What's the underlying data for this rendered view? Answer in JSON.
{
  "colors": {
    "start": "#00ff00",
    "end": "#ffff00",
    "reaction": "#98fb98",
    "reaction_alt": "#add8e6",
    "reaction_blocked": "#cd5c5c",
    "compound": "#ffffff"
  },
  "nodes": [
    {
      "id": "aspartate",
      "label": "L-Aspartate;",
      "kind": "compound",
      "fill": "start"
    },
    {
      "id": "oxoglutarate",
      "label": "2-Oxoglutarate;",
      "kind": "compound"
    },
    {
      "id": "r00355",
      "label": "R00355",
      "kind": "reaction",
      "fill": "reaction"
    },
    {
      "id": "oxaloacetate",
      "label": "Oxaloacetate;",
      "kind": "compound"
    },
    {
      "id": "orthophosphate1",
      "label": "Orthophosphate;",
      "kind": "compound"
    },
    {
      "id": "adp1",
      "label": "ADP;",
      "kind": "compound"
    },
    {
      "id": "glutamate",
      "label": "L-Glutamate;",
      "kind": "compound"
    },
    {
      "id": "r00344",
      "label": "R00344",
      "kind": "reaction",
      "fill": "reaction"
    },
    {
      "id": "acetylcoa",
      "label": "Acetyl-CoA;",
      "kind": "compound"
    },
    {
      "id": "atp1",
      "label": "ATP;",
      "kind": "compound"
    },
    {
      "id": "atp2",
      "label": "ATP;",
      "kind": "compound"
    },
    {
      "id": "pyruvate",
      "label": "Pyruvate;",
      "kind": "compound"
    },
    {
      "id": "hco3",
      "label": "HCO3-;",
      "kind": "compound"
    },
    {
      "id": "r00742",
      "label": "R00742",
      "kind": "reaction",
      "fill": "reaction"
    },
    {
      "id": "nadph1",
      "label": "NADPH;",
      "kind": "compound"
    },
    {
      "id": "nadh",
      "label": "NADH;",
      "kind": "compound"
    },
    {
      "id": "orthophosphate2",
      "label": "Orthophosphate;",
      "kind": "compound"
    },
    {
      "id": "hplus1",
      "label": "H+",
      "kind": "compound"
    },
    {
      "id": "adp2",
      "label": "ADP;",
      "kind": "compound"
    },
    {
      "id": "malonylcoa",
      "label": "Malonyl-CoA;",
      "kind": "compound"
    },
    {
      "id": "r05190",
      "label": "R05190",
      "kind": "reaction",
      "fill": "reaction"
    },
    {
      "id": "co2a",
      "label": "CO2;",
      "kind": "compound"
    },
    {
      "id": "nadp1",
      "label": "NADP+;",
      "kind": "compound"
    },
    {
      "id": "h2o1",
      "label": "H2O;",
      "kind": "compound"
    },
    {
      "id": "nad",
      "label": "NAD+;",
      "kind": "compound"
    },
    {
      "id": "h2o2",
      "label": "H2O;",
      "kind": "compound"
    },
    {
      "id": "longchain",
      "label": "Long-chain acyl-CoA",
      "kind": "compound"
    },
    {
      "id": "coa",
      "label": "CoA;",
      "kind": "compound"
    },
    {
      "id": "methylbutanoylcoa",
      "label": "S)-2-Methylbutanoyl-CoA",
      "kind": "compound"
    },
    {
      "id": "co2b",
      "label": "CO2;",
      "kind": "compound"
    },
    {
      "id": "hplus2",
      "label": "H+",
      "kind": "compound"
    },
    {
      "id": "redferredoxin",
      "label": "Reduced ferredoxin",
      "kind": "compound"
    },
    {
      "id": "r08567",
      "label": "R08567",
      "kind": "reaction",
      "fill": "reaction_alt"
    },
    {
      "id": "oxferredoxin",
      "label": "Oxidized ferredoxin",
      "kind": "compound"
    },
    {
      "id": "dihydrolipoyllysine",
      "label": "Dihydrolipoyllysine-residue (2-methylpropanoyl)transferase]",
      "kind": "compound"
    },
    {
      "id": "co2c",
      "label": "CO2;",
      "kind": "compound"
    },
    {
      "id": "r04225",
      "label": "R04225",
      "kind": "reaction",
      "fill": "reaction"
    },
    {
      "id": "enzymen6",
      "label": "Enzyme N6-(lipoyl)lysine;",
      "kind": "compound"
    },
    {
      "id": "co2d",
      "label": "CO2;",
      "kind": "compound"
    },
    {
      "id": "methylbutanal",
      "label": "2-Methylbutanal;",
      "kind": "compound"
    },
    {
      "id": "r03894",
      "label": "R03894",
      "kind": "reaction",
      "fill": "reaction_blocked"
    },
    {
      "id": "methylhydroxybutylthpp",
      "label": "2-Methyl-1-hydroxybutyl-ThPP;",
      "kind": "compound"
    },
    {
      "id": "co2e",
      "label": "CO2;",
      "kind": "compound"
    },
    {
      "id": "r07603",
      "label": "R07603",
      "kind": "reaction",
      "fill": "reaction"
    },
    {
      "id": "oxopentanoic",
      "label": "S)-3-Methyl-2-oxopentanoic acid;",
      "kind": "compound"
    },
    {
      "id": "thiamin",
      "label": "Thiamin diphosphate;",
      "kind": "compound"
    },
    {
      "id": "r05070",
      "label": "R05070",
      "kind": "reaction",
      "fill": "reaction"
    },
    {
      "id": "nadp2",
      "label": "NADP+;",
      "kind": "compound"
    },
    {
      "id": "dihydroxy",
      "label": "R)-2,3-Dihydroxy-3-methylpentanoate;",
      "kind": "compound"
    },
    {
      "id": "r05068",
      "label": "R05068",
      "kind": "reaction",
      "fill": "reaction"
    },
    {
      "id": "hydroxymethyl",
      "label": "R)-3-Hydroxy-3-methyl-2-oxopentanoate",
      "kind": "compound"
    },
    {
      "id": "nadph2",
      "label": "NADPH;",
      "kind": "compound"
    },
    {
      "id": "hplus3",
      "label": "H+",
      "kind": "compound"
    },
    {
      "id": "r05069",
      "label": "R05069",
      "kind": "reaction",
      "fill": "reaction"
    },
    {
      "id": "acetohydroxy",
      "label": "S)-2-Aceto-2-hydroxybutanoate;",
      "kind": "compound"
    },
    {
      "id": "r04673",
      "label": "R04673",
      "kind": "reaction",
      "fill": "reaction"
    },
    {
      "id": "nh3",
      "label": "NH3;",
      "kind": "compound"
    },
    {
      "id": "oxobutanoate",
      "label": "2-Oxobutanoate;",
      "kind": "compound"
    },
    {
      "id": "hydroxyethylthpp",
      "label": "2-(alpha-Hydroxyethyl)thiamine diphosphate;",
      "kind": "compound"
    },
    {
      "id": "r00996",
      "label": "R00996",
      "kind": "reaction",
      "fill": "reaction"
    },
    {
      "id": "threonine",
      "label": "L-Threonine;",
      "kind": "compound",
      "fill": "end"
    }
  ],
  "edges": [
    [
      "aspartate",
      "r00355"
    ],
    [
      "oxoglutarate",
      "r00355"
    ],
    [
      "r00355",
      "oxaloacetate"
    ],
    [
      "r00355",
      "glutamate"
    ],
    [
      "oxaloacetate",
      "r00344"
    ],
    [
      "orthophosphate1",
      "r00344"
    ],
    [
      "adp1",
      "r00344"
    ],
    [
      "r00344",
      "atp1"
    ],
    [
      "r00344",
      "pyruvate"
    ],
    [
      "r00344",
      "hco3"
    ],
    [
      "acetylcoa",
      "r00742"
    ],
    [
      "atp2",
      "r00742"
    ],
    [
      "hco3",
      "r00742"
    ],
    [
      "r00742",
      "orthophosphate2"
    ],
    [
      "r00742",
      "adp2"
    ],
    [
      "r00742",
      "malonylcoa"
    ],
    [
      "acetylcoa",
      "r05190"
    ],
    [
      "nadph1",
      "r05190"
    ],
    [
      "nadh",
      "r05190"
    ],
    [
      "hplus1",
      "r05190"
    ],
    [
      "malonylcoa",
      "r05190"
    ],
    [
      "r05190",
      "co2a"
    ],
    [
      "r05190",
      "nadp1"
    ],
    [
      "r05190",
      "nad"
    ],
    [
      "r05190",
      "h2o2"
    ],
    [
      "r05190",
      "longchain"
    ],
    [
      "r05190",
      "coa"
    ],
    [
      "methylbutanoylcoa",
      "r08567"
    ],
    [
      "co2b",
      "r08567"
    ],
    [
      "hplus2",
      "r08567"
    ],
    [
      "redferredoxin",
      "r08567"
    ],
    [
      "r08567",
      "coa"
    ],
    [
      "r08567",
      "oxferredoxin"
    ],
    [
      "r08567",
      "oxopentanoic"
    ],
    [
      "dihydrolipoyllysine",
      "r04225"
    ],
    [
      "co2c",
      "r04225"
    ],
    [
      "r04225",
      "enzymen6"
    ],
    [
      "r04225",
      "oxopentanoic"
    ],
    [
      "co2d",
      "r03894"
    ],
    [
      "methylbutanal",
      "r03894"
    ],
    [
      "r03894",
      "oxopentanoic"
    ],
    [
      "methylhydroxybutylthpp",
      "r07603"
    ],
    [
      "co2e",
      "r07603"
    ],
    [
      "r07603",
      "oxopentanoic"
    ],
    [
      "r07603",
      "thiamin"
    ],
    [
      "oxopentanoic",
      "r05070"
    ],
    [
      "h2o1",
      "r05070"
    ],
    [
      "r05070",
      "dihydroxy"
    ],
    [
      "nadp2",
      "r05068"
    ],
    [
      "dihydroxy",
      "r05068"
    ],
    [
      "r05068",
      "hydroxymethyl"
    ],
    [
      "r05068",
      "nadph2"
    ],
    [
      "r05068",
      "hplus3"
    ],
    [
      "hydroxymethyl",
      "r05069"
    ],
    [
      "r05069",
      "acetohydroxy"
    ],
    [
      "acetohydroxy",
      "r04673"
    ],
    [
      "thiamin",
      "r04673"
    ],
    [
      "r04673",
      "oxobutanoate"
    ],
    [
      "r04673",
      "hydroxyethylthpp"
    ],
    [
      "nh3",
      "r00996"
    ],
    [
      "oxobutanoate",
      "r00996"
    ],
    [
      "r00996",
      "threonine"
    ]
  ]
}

- **TRY IT**
Of the lines above, show those in which "diphosphate" appears.

- **EXERCISE SOLUTION**
      "label": "Thiamin diphosphate;",
      "label": "2-(alpha-Hydroxyethyl)thiamine diphosphate;",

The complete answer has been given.